_STATED TASK_
Quote, verbatim, all material below, without pictures.

_DATASET CONTENT_
--------------------
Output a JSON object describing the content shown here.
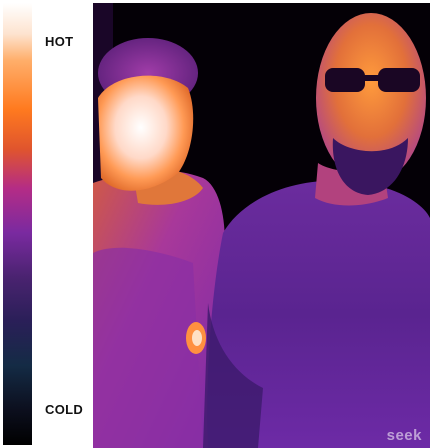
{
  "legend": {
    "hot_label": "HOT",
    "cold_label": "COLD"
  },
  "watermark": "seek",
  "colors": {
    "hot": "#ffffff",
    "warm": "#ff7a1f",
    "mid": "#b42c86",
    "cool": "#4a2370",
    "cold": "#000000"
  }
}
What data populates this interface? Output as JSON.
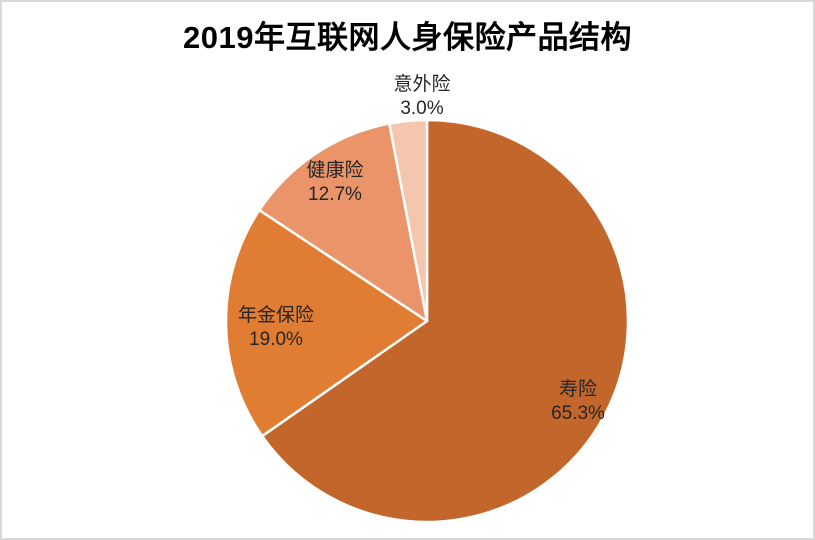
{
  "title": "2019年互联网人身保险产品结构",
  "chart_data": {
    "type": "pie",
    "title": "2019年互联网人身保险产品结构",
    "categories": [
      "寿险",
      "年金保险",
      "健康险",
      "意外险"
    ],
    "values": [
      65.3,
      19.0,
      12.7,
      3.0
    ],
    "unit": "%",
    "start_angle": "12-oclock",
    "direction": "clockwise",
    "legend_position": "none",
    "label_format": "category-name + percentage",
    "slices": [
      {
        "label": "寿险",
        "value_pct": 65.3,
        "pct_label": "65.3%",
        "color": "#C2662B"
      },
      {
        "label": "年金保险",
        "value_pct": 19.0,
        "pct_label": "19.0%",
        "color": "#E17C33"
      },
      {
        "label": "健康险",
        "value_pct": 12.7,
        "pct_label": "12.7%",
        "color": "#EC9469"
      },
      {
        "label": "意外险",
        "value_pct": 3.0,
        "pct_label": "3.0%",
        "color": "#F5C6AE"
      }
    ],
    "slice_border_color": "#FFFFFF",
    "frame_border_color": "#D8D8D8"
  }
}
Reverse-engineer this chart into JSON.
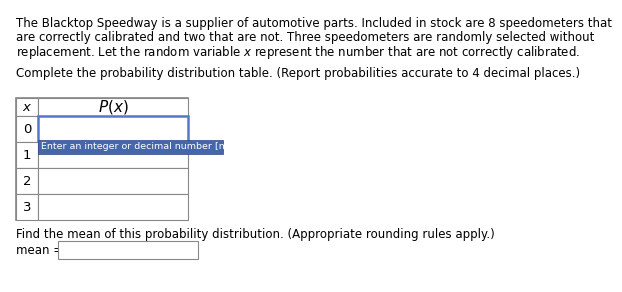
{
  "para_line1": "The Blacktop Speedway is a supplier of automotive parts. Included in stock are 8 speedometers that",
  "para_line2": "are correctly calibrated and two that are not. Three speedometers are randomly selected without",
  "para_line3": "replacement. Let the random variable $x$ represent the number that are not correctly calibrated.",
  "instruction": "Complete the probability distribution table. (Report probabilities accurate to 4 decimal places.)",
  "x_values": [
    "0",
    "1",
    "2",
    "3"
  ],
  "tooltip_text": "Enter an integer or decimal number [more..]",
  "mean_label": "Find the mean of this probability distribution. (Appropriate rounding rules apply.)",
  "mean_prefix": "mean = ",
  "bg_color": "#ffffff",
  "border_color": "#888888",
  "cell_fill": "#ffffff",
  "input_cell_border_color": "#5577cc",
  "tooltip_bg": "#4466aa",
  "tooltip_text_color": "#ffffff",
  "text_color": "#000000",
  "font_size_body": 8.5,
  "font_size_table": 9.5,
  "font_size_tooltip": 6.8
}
--------------------
_RESPONSE FOR THIS EXERCISE_
Output a JSON object describing the content shown here.
{
  "legend": {
    "hot_label": "HOT",
    "cold_label": "COLD"
  },
  "watermark": "seek",
  "colors": {
    "hot": "#ffffff",
    "warm": "#ff7a1f",
    "mid": "#b42c86",
    "cool": "#4a2370",
    "cold": "#000000"
  }
}
What data populates this interface? Output as JSON.
{
  "title": "2019年互联网人身保险产品结构",
  "chart_data": {
    "type": "pie",
    "title": "2019年互联网人身保险产品结构",
    "categories": [
      "寿险",
      "年金保险",
      "健康险",
      "意外险"
    ],
    "values": [
      65.3,
      19.0,
      12.7,
      3.0
    ],
    "unit": "%",
    "start_angle": "12-oclock",
    "direction": "clockwise",
    "legend_position": "none",
    "label_format": "category-name + percentage",
    "slices": [
      {
        "label": "寿险",
        "value_pct": 65.3,
        "pct_label": "65.3%",
        "color": "#C2662B"
      },
      {
        "label": "年金保险",
        "value_pct": 19.0,
        "pct_label": "19.0%",
        "color": "#E17C33"
      },
      {
        "label": "健康险",
        "value_pct": 12.7,
        "pct_label": "12.7%",
        "color": "#EC9469"
      },
      {
        "label": "意外险",
        "value_pct": 3.0,
        "pct_label": "3.0%",
        "color": "#F5C6AE"
      }
    ],
    "slice_border_color": "#FFFFFF",
    "frame_border_color": "#D8D8D8"
  }
}
Reverse-engineer this chart into JSON.
{
  "para_line1": "The Blacktop Speedway is a supplier of automotive parts. Included in stock are 8 speedometers that",
  "para_line2": "are correctly calibrated and two that are not. Three speedometers are randomly selected without",
  "para_line3": "replacement. Let the random variable $x$ represent the number that are not correctly calibrated.",
  "instruction": "Complete the probability distribution table. (Report probabilities accurate to 4 decimal places.)",
  "x_values": [
    "0",
    "1",
    "2",
    "3"
  ],
  "tooltip_text": "Enter an integer or decimal number [more..]",
  "mean_label": "Find the mean of this probability distribution. (Appropriate rounding rules apply.)",
  "mean_prefix": "mean = ",
  "bg_color": "#ffffff",
  "border_color": "#888888",
  "cell_fill": "#ffffff",
  "input_cell_border_color": "#5577cc",
  "tooltip_bg": "#4466aa",
  "tooltip_text_color": "#ffffff",
  "text_color": "#000000",
  "font_size_body": 8.5,
  "font_size_table": 9.5,
  "font_size_tooltip": 6.8
}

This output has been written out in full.